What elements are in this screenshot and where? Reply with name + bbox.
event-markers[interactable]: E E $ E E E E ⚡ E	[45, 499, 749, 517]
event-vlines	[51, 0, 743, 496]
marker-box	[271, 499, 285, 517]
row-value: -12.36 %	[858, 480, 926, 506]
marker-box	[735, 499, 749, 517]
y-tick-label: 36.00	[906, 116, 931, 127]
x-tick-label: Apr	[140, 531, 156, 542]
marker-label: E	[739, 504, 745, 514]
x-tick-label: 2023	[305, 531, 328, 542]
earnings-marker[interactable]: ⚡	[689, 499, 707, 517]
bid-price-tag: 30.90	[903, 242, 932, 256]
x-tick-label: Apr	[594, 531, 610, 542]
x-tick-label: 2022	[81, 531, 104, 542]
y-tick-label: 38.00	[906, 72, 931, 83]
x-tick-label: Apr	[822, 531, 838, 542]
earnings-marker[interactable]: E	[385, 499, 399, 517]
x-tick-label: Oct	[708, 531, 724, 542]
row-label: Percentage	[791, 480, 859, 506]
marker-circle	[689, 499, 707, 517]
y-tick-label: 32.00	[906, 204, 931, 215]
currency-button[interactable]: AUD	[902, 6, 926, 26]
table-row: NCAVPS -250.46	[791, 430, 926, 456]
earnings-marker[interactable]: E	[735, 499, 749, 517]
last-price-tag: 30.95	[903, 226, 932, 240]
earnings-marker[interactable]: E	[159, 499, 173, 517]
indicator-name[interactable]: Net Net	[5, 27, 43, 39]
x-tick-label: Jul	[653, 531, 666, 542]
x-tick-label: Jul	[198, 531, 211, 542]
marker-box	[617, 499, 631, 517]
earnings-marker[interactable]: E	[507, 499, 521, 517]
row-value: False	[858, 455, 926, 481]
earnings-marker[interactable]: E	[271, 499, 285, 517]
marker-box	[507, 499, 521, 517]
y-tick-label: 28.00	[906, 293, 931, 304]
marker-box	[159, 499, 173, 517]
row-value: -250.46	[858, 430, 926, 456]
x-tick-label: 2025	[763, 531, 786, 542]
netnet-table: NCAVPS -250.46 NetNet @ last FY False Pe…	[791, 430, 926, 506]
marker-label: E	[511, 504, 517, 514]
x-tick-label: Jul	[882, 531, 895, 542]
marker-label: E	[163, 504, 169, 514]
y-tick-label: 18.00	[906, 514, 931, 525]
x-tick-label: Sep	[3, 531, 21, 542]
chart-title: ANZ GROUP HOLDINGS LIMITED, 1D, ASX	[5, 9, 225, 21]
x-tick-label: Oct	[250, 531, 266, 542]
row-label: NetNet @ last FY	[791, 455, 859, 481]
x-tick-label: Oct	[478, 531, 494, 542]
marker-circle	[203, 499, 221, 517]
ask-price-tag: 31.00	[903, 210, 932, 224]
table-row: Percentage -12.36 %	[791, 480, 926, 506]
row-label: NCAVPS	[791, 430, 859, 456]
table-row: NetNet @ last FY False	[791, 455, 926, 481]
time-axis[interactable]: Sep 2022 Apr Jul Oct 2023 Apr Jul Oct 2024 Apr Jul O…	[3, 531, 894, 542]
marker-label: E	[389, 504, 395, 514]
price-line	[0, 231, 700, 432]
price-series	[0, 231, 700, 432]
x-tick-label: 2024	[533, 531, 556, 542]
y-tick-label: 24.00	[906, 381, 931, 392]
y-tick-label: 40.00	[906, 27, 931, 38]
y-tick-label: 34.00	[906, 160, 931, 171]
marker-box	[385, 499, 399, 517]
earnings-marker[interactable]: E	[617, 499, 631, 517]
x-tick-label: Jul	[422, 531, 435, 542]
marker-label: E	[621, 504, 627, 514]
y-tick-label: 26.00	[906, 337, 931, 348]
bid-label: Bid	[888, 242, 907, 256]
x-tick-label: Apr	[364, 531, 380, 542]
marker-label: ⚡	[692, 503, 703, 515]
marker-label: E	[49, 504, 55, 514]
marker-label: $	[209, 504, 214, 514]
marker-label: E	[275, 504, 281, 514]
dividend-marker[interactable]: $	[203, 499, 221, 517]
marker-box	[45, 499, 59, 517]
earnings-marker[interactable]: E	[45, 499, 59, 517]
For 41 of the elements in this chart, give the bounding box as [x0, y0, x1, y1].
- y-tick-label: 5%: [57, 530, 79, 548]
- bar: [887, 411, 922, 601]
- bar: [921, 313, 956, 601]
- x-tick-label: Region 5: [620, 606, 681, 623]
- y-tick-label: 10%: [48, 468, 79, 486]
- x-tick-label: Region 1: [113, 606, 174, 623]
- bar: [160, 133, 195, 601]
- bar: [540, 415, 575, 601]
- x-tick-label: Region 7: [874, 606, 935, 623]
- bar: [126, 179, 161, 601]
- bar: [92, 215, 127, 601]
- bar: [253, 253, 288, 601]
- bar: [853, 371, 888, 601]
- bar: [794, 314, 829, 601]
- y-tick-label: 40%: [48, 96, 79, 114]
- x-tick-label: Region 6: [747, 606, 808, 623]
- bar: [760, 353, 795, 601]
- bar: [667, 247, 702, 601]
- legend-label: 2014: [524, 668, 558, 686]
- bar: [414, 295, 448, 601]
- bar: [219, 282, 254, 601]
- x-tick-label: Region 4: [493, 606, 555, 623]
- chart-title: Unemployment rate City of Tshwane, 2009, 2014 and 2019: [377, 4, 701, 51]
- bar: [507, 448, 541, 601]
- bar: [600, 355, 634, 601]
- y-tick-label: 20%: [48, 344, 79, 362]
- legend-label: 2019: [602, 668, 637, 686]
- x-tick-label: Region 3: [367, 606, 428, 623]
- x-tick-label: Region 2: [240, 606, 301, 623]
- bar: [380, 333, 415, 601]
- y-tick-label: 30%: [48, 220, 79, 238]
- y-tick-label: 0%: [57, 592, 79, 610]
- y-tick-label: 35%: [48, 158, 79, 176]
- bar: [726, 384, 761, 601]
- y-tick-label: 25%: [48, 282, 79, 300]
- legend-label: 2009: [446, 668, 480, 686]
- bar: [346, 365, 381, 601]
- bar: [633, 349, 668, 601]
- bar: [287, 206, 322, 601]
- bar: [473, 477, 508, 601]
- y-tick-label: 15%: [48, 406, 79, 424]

____

• **Short problem**: Rewrite all of the rows above, putting "x-axis-label" in place of every "x-tick-label" and leaving everything else unchanged.

• **Worked solution**:
What elements are in this screenshot and where? Reply with name + bbox.
event-markers[interactable]: E E $ E E E E ⚡ E	[45, 499, 749, 517]
event-vlines	[51, 0, 743, 496]
marker-box	[271, 499, 285, 517]
row-value: -12.36 %	[858, 480, 926, 506]
marker-box	[735, 499, 749, 517]
y-tick-label: 36.00	[906, 116, 931, 127]
x-axis-label: Apr	[140, 531, 156, 542]
marker-label: E	[739, 504, 745, 514]
x-axis-label: 2023	[305, 531, 328, 542]
earnings-marker[interactable]: ⚡	[689, 499, 707, 517]
bid-price-tag: 30.90	[903, 242, 932, 256]
x-axis-label: Apr	[594, 531, 610, 542]
x-axis-label: 2022	[81, 531, 104, 542]
y-tick-label: 38.00	[906, 72, 931, 83]
x-axis-label: Apr	[822, 531, 838, 542]
earnings-marker[interactable]: E	[385, 499, 399, 517]
x-axis-label: Oct	[708, 531, 724, 542]
row-label: Percentage	[791, 480, 859, 506]
marker-circle	[689, 499, 707, 517]
y-tick-label: 32.00	[906, 204, 931, 215]
currency-button[interactable]: AUD	[902, 6, 926, 26]
table-row: NCAVPS -250.46	[791, 430, 926, 456]
earnings-marker[interactable]: E	[735, 499, 749, 517]
last-price-tag: 30.95	[903, 226, 932, 240]
earnings-marker[interactable]: E	[159, 499, 173, 517]
indicator-name[interactable]: Net Net	[5, 27, 43, 39]
x-axis-label: Jul	[653, 531, 666, 542]
x-axis-label: Jul	[198, 531, 211, 542]
marker-box	[617, 499, 631, 517]
earnings-marker[interactable]: E	[507, 499, 521, 517]
row-value: False	[858, 455, 926, 481]
earnings-marker[interactable]: E	[271, 499, 285, 517]
marker-box	[507, 499, 521, 517]
y-tick-label: 28.00	[906, 293, 931, 304]
marker-box	[159, 499, 173, 517]
row-value: -250.46	[858, 430, 926, 456]
x-axis-label: 2025	[763, 531, 786, 542]
netnet-table: NCAVPS -250.46 NetNet @ last FY False Pe…	[791, 430, 926, 506]
marker-label: E	[511, 504, 517, 514]
x-axis-label: Jul	[882, 531, 895, 542]
marker-label: E	[163, 504, 169, 514]
y-tick-label: 18.00	[906, 514, 931, 525]
x-axis-label: Sep	[3, 531, 21, 542]
chart-title: ANZ GROUP HOLDINGS LIMITED, 1D, ASX	[5, 9, 225, 21]
x-axis-label: Oct	[250, 531, 266, 542]
row-label: NetNet @ last FY	[791, 455, 859, 481]
x-axis-label: Oct	[478, 531, 494, 542]
marker-circle	[203, 499, 221, 517]
ask-price-tag: 31.00	[903, 210, 932, 224]
table-row: Percentage -12.36 %	[791, 480, 926, 506]
row-label: NCAVPS	[791, 430, 859, 456]
table-row: NetNet @ last FY False	[791, 455, 926, 481]
time-axis[interactable]: Sep 2022 Apr Jul Oct 2023 Apr Jul Oct 2024 Apr Jul O…	[3, 531, 894, 542]
marker-label: E	[389, 504, 395, 514]
price-line	[0, 231, 700, 432]
price-series	[0, 231, 700, 432]
x-axis-label: 2024	[533, 531, 556, 542]
y-tick-label: 24.00	[906, 381, 931, 392]
y-tick-label: 40.00	[906, 27, 931, 38]
y-tick-label: 34.00	[906, 160, 931, 171]
marker-box	[385, 499, 399, 517]
earnings-marker[interactable]: E	[617, 499, 631, 517]
x-axis-label: Jul	[422, 531, 435, 542]
marker-label: E	[621, 504, 627, 514]
y-tick-label: 26.00	[906, 337, 931, 348]
bid-label: Bid	[888, 242, 907, 256]
x-axis-label: Apr	[364, 531, 380, 542]
marker-label: ⚡	[692, 503, 703, 515]
marker-label: E	[49, 504, 55, 514]
marker-label: $	[209, 504, 214, 514]
marker-label: E	[275, 504, 281, 514]
dividend-marker[interactable]: $	[203, 499, 221, 517]
marker-box	[45, 499, 59, 517]
earnings-marker[interactable]: E	[45, 499, 59, 517]
For 41 of the elements in this chart, give the bounding box as [x0, y0, x1, y1].
- y-tick-label: 5%: [57, 530, 79, 548]
- bar: [887, 411, 922, 601]
- bar: [921, 313, 956, 601]
- x-axis-label: Region 5: [620, 606, 681, 623]
- y-tick-label: 10%: [48, 468, 79, 486]
- x-axis-label: Region 1: [113, 606, 174, 623]
- bar: [160, 133, 195, 601]
- bar: [540, 415, 575, 601]
- x-axis-label: Region 7: [874, 606, 935, 623]
- bar: [126, 179, 161, 601]
- bar: [92, 215, 127, 601]
- bar: [253, 253, 288, 601]
- bar: [853, 371, 888, 601]
- bar: [794, 314, 829, 601]
- y-tick-label: 40%: [48, 96, 79, 114]
- x-axis-label: Region 6: [747, 606, 808, 623]
- bar: [760, 353, 795, 601]
- bar: [667, 247, 702, 601]
- legend-label: 2014: [524, 668, 558, 686]
- bar: [414, 295, 448, 601]
- bar: [219, 282, 254, 601]
- x-axis-label: Region 4: [493, 606, 555, 623]
- chart-title: Unemployment rate City of Tshwane, 2009, 2014 and 2019: [377, 4, 701, 51]
- bar: [507, 448, 541, 601]
- bar: [600, 355, 634, 601]
- y-tick-label: 20%: [48, 344, 79, 362]
- legend-label: 2019: [602, 668, 637, 686]
- x-axis-label: Region 3: [367, 606, 428, 623]
- x-axis-label: Region 2: [240, 606, 301, 623]
- bar: [380, 333, 415, 601]
- y-tick-label: 30%: [48, 220, 79, 238]
- y-tick-label: 0%: [57, 592, 79, 610]
- y-tick-label: 35%: [48, 158, 79, 176]
- bar: [726, 384, 761, 601]
- y-tick-label: 25%: [48, 282, 79, 300]
- legend-label: 2009: [446, 668, 480, 686]
- bar: [346, 365, 381, 601]
- bar: [633, 349, 668, 601]
- bar: [287, 206, 322, 601]
- bar: [473, 477, 508, 601]
- y-tick-label: 15%: [48, 406, 79, 424]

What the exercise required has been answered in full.